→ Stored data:
◇ ◇ ◇ ◇ ◇ ◇ ◇
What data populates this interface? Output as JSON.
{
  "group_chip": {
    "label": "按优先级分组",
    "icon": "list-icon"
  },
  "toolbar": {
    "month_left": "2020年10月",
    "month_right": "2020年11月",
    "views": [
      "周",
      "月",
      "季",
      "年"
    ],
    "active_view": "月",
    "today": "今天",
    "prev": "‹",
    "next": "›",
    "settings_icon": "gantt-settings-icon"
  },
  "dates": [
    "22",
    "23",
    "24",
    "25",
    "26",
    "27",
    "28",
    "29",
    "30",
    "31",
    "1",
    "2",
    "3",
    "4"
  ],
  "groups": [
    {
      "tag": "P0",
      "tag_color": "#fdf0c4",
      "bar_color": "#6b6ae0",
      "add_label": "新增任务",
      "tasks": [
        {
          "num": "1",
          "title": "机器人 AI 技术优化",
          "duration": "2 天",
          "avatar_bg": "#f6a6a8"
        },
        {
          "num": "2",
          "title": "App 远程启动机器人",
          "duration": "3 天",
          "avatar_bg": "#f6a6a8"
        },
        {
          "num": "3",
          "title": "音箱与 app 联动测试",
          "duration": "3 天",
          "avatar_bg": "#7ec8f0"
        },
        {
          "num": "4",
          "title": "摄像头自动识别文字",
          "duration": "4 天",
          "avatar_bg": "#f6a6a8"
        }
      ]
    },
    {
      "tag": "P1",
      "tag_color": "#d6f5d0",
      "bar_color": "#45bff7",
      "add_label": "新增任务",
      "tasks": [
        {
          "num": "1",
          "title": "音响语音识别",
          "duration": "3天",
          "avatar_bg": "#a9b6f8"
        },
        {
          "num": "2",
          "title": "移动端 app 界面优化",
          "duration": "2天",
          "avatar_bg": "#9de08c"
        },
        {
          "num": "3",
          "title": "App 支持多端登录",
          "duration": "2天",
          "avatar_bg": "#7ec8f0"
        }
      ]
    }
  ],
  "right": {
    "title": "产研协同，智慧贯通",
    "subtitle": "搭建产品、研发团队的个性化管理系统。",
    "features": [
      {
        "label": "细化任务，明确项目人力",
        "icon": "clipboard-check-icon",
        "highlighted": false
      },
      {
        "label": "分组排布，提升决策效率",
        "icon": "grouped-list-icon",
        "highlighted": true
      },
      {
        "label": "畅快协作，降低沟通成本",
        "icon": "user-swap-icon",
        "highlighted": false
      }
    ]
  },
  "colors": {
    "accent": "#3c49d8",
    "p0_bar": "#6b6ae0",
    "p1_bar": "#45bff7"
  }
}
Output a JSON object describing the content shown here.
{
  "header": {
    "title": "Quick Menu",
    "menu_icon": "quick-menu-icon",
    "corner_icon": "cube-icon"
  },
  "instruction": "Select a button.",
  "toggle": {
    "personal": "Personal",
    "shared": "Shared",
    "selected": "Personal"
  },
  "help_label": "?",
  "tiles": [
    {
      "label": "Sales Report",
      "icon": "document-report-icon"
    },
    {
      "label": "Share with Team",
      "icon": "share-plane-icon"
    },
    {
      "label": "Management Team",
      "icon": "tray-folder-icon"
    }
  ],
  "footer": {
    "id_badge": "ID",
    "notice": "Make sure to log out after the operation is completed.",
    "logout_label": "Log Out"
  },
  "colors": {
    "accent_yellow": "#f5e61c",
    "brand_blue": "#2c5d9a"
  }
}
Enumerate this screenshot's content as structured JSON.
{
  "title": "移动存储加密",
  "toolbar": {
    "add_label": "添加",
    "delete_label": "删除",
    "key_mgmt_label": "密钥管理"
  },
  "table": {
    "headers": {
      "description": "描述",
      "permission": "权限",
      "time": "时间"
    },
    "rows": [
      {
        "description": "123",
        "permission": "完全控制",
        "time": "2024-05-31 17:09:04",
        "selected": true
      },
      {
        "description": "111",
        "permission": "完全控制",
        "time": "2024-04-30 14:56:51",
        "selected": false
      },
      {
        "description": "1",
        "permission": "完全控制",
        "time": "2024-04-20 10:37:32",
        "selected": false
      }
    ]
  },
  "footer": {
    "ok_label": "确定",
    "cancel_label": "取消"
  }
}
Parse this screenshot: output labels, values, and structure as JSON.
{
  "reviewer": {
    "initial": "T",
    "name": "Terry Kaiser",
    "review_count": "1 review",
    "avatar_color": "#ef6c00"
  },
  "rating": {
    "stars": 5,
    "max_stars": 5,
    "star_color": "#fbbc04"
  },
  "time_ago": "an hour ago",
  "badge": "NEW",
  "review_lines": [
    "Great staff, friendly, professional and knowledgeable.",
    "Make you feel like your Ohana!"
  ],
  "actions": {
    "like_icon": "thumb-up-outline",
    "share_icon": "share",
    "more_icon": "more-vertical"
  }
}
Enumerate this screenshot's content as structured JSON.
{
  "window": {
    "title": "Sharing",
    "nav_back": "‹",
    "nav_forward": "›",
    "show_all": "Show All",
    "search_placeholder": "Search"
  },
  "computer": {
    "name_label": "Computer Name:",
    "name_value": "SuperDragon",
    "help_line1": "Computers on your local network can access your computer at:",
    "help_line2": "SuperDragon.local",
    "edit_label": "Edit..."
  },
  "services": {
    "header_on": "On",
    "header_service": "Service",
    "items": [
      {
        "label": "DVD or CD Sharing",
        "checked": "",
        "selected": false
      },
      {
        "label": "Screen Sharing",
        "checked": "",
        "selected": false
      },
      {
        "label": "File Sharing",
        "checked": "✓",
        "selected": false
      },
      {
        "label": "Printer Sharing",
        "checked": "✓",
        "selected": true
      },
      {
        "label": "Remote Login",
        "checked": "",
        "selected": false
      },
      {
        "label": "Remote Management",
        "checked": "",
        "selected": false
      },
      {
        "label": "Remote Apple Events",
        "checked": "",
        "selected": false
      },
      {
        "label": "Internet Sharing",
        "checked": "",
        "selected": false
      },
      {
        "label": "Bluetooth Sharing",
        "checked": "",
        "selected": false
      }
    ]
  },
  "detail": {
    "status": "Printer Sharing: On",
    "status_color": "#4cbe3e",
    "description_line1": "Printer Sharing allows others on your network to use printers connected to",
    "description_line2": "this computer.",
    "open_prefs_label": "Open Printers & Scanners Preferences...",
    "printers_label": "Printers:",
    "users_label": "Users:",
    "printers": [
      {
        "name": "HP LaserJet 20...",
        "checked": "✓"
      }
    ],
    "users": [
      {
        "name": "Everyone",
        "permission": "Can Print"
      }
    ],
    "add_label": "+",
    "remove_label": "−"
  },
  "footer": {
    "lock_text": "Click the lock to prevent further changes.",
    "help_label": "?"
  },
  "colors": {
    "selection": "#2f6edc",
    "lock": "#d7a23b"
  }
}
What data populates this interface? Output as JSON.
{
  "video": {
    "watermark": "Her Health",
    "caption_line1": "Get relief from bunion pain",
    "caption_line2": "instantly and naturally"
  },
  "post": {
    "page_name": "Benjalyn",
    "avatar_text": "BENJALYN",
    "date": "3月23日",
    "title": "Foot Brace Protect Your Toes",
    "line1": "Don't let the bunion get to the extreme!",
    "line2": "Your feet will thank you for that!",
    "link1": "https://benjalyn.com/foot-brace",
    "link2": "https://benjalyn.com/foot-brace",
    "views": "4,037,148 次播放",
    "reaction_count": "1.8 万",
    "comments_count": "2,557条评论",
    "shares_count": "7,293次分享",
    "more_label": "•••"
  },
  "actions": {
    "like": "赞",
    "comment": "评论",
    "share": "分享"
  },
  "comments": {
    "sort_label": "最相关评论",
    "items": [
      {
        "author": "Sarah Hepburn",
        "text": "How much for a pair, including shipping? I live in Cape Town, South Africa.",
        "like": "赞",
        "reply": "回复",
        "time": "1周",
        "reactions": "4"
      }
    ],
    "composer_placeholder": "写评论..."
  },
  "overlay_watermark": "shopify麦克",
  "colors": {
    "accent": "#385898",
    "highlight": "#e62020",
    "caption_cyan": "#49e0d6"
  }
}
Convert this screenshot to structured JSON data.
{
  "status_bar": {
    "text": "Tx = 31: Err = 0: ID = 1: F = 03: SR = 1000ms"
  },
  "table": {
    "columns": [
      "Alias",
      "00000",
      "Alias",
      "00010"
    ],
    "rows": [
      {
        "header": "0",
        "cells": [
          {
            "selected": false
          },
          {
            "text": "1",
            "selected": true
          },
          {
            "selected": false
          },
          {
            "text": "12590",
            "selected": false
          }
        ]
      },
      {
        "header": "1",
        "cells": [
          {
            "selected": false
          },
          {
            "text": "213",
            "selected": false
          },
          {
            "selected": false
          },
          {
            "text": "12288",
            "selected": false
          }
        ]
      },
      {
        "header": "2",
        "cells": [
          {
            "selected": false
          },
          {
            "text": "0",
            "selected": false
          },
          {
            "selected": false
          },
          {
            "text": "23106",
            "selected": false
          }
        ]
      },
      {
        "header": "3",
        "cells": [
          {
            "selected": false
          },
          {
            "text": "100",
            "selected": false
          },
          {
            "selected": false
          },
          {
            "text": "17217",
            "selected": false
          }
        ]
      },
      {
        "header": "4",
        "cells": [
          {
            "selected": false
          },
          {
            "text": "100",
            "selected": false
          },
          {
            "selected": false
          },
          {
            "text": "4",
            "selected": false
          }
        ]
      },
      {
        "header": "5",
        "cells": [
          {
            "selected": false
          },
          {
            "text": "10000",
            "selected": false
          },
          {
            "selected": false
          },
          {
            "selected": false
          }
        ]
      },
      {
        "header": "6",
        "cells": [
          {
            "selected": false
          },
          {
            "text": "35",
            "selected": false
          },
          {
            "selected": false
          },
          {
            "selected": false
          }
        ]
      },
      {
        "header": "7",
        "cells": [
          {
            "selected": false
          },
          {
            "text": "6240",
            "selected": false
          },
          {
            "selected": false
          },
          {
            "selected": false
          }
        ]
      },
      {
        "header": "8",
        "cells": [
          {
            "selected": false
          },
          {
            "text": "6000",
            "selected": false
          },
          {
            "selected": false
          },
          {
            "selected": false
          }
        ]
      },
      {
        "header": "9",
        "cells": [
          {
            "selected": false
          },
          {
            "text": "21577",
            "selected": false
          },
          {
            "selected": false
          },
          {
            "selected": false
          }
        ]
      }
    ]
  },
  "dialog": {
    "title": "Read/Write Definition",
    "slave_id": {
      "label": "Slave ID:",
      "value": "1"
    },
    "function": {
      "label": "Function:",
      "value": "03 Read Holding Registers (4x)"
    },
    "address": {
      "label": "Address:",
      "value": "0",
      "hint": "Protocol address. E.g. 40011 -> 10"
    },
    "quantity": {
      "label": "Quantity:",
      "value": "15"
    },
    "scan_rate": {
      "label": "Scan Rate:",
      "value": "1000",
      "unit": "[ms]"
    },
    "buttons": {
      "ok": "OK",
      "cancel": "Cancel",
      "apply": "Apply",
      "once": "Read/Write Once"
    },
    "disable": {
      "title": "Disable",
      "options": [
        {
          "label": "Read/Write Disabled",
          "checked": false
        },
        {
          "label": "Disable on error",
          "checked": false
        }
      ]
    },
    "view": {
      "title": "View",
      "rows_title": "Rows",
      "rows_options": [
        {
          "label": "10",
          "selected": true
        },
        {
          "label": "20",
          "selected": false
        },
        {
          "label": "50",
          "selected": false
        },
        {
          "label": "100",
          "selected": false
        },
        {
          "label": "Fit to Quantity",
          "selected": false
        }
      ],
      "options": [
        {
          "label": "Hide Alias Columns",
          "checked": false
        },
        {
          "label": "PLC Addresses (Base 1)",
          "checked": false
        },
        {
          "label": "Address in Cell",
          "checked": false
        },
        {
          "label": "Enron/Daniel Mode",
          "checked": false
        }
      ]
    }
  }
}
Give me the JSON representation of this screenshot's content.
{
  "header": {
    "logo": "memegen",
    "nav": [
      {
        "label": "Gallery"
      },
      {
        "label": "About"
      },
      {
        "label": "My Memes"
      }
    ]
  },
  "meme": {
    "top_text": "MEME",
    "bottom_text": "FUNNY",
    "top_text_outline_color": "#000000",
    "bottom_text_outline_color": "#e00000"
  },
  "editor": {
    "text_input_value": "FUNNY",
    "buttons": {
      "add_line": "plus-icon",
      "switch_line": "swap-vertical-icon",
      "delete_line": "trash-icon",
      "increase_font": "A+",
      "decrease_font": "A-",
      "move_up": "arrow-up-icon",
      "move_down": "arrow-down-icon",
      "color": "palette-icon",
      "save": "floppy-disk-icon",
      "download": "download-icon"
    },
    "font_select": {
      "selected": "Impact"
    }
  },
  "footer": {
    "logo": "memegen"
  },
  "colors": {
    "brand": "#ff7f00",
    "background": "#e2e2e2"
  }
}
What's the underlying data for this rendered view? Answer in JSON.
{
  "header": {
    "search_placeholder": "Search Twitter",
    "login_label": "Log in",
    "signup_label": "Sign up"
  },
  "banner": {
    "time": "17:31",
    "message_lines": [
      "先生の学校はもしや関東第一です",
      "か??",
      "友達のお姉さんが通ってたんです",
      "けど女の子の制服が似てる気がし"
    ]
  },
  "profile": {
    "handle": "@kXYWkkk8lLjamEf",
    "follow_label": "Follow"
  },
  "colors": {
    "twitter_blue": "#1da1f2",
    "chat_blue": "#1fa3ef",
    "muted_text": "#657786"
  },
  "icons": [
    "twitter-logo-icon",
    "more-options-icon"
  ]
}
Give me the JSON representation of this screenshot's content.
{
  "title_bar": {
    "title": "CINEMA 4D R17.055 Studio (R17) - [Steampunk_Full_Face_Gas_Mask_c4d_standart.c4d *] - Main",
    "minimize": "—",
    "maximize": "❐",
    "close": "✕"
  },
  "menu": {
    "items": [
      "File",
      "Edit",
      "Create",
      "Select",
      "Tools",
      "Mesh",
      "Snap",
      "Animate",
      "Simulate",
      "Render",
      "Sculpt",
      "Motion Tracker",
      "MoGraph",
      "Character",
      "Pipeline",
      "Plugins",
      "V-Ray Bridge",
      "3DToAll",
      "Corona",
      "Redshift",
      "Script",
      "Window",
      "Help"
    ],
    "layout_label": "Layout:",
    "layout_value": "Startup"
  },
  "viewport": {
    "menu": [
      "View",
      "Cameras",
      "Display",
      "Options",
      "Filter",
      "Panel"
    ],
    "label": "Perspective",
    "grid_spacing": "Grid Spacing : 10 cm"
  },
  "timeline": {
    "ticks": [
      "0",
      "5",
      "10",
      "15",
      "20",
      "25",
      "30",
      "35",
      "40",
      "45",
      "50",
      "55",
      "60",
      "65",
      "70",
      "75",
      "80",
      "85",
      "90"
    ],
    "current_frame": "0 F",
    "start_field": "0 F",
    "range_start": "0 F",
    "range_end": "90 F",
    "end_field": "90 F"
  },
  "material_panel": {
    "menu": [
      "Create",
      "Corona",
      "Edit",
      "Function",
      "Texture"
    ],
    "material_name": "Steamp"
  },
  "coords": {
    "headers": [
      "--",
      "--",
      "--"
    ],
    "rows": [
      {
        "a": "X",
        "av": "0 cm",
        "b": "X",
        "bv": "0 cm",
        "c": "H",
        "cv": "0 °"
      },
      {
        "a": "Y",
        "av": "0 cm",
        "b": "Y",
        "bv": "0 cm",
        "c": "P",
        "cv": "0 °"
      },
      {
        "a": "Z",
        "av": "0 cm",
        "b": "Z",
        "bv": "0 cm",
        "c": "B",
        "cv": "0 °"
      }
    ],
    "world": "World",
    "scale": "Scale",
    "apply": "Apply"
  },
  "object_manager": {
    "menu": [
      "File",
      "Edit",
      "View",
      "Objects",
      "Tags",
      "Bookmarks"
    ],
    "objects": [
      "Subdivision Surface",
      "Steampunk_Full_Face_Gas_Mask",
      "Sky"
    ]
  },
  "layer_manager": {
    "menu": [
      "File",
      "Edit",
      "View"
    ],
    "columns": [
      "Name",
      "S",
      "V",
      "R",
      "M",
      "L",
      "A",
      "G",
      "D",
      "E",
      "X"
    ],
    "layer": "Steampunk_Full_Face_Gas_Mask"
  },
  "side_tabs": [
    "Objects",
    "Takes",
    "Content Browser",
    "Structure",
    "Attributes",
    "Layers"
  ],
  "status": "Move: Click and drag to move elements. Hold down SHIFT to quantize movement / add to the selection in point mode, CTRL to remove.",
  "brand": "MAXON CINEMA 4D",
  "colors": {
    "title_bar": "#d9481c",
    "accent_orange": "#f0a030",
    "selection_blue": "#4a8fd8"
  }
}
◇ ◇ ◇ ◇ ◇ ◇ ◇
→ REQUEST: Scan the data above; copy every line where "this" appears.

→ SOLVED PROBLEM:
What data populates this interface? Output as JSON.
Enumerate this screenshot's content as structured JSON.
Parse this screenshot: output labels, values, and structure as JSON.
Enumerate this screenshot's content as structured JSON.
    "description_line2": "this computer.",
What data populates this interface? Output as JSON.
Convert this screenshot to structured JSON data.
Give me the JSON representation of this screenshot's content.
What's the underlying data for this rendered view? Answer in JSON.
Give me the JSON representation of this screenshot's content.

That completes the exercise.